**What you have to do:** Wherever the word "ylabel" shows up in a line, please copy that line.

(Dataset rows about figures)
/---

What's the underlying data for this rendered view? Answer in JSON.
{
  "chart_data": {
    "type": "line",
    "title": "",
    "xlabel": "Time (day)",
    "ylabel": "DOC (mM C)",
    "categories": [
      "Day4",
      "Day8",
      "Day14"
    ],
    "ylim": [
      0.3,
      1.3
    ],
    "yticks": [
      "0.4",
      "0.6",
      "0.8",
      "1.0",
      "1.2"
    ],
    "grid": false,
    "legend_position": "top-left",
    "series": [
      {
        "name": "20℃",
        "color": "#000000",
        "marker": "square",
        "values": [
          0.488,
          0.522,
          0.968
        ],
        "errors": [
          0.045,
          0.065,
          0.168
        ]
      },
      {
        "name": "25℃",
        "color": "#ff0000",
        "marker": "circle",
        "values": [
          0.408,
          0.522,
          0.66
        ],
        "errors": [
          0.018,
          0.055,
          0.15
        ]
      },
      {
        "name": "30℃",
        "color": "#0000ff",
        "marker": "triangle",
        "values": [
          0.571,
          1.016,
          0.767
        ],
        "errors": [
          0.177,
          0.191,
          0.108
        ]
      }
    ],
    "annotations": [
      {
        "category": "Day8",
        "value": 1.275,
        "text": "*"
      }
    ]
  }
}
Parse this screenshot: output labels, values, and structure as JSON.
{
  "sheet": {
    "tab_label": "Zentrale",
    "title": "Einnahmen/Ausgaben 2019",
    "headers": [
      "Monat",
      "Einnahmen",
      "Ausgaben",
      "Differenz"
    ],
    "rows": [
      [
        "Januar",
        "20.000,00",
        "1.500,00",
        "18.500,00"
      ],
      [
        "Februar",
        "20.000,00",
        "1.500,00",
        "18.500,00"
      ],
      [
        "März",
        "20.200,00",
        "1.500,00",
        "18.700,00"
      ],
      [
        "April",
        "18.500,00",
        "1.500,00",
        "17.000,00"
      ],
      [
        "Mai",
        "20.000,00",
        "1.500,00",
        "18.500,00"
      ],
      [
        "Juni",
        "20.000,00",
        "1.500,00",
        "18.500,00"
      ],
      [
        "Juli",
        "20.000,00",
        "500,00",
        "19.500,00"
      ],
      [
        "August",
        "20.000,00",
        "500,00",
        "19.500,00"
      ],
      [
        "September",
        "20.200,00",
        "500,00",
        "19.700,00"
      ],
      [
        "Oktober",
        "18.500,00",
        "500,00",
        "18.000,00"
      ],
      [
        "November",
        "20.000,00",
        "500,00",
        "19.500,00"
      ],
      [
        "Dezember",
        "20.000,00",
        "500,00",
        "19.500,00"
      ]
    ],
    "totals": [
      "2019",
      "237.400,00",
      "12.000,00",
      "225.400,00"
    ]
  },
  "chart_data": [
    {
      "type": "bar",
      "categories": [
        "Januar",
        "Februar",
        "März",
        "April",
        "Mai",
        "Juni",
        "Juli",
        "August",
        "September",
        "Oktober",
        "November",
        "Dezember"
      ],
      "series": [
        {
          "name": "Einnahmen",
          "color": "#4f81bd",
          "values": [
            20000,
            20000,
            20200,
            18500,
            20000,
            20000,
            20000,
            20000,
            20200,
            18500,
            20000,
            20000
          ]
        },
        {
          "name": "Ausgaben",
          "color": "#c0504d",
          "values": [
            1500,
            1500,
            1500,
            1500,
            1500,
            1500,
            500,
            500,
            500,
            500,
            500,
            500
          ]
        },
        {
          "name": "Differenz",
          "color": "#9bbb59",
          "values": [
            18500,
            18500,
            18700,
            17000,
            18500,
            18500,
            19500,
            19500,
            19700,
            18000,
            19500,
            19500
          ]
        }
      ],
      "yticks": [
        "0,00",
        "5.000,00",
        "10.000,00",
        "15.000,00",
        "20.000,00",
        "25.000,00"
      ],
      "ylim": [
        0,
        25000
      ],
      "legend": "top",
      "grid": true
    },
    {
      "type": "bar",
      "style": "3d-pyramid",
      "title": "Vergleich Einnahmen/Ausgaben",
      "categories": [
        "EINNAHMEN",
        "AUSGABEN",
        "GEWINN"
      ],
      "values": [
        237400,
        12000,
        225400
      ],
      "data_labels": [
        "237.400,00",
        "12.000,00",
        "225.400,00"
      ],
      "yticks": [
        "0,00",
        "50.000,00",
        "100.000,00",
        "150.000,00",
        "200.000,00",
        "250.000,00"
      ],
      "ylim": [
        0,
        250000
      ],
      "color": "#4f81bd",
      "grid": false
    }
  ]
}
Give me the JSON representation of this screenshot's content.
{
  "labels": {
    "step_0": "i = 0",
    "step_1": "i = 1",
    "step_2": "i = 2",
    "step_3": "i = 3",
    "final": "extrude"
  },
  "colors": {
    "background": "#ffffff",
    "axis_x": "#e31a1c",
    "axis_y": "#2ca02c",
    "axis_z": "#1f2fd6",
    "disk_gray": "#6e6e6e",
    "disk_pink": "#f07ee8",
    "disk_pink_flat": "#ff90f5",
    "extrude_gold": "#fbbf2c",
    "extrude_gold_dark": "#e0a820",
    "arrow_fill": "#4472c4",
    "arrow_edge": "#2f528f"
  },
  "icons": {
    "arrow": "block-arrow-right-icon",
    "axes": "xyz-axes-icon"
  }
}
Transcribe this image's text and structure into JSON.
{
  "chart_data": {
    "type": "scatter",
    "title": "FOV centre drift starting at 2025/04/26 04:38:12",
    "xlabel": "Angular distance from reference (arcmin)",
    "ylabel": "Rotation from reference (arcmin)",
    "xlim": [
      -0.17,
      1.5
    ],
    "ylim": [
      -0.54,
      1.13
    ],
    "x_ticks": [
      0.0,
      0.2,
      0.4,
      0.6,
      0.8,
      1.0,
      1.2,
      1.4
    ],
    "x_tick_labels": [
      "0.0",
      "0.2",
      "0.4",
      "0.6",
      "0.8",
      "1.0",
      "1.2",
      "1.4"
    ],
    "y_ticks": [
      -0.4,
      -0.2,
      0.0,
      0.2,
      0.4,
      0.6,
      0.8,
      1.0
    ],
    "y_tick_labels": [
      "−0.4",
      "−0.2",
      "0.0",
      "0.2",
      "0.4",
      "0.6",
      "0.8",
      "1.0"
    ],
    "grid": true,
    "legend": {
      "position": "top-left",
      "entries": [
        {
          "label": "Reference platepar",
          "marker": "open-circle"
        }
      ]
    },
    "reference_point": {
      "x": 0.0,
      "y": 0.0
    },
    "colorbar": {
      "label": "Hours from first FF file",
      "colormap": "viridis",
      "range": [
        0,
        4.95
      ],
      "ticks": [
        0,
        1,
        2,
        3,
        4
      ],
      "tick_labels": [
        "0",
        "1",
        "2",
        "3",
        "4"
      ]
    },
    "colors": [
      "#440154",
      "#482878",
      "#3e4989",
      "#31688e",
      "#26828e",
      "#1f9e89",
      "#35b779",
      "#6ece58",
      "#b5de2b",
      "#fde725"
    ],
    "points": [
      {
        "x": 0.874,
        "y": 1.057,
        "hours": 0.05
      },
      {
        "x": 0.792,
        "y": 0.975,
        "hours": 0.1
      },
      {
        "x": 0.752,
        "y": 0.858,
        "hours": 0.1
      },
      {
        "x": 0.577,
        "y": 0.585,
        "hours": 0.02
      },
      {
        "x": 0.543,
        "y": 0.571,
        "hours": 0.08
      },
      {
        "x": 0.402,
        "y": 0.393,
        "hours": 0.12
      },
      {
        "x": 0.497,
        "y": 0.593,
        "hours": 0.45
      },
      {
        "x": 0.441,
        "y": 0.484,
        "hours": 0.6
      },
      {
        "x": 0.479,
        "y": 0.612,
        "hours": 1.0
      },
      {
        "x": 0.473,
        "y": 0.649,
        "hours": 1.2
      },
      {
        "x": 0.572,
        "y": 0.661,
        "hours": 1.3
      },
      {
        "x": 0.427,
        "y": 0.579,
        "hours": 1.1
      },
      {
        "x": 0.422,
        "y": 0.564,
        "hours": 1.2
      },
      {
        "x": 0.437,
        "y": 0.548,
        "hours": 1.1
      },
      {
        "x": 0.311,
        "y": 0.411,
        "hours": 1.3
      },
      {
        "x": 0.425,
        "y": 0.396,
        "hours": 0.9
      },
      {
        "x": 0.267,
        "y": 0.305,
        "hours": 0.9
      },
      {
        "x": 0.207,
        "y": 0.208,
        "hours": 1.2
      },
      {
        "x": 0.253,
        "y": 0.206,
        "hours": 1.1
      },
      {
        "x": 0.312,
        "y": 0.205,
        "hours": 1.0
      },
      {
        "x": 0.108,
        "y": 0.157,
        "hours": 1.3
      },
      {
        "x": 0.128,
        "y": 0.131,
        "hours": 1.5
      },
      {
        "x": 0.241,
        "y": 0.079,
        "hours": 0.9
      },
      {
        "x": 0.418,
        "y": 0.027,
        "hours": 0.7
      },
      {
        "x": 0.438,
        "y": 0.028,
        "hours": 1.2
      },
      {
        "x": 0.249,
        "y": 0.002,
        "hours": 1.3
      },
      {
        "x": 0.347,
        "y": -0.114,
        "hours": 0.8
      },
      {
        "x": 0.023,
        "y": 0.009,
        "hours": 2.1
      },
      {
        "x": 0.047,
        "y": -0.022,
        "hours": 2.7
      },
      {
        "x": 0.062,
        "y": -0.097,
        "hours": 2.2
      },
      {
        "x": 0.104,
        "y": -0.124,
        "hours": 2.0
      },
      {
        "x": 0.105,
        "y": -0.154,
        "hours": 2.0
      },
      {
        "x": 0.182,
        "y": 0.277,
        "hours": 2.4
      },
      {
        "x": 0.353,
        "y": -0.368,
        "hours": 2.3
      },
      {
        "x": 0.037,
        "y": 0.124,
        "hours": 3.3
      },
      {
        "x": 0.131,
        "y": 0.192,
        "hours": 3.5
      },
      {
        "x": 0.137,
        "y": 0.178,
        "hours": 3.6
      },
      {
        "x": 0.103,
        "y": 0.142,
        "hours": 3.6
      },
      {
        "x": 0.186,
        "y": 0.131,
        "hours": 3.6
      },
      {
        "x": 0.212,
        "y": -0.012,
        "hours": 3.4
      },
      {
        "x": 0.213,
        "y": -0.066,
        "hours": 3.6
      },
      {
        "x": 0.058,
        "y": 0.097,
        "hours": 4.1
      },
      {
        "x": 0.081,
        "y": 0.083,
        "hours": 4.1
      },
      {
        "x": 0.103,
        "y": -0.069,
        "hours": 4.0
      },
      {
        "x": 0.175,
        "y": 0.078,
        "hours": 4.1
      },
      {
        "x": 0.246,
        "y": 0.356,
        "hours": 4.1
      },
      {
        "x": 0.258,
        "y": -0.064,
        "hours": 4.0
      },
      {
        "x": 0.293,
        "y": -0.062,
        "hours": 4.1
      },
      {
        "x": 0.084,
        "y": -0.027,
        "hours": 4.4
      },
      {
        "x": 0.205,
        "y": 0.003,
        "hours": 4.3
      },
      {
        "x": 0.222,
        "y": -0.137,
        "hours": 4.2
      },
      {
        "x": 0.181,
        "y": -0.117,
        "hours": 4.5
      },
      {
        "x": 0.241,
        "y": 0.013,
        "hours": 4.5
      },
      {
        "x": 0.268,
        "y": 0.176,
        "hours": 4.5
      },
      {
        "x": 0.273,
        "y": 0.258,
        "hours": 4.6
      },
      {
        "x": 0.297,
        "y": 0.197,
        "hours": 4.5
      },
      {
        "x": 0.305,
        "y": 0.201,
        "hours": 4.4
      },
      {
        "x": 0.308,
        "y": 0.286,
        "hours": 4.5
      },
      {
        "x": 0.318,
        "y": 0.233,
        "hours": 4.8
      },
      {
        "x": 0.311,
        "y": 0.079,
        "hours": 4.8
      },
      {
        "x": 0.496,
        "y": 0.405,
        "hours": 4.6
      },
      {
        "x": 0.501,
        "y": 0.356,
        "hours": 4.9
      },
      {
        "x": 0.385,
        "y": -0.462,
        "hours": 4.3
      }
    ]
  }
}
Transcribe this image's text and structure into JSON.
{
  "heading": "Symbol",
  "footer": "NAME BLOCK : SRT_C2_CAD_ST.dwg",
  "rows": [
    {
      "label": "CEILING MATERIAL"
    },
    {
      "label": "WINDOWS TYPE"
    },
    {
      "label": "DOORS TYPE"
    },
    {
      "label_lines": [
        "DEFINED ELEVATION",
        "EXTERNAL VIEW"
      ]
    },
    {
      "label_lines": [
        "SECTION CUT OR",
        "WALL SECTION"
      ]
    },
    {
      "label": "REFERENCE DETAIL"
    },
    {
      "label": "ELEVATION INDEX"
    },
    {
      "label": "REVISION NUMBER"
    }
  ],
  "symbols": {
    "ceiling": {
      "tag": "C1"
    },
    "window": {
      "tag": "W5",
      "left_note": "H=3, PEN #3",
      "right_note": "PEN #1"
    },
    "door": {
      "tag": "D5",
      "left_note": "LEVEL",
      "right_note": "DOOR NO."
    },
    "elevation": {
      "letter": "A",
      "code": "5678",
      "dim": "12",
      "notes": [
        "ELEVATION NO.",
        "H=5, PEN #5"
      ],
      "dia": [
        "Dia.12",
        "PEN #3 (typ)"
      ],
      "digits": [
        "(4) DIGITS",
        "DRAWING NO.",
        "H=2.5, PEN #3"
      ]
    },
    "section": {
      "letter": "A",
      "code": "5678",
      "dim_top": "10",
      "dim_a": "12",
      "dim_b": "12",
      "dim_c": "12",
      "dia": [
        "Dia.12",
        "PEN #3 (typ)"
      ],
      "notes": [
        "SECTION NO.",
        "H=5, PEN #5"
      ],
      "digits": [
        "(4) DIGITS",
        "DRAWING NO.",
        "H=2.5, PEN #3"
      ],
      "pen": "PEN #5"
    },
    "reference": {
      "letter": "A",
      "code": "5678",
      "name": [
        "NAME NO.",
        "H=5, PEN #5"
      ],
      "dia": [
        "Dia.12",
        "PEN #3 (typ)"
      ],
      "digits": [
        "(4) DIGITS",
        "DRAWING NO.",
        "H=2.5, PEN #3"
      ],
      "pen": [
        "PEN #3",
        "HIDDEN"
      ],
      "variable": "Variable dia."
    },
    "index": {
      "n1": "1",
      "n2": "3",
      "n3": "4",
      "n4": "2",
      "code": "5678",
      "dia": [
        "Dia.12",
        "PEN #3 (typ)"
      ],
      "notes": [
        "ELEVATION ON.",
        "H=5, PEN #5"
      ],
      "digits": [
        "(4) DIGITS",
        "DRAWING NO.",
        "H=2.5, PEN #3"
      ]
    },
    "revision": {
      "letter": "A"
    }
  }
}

\---

**Result of this task:**
    "ylabel": "DOC (mM C)",
    "ylabel": "Rotation from reference (arcmin)",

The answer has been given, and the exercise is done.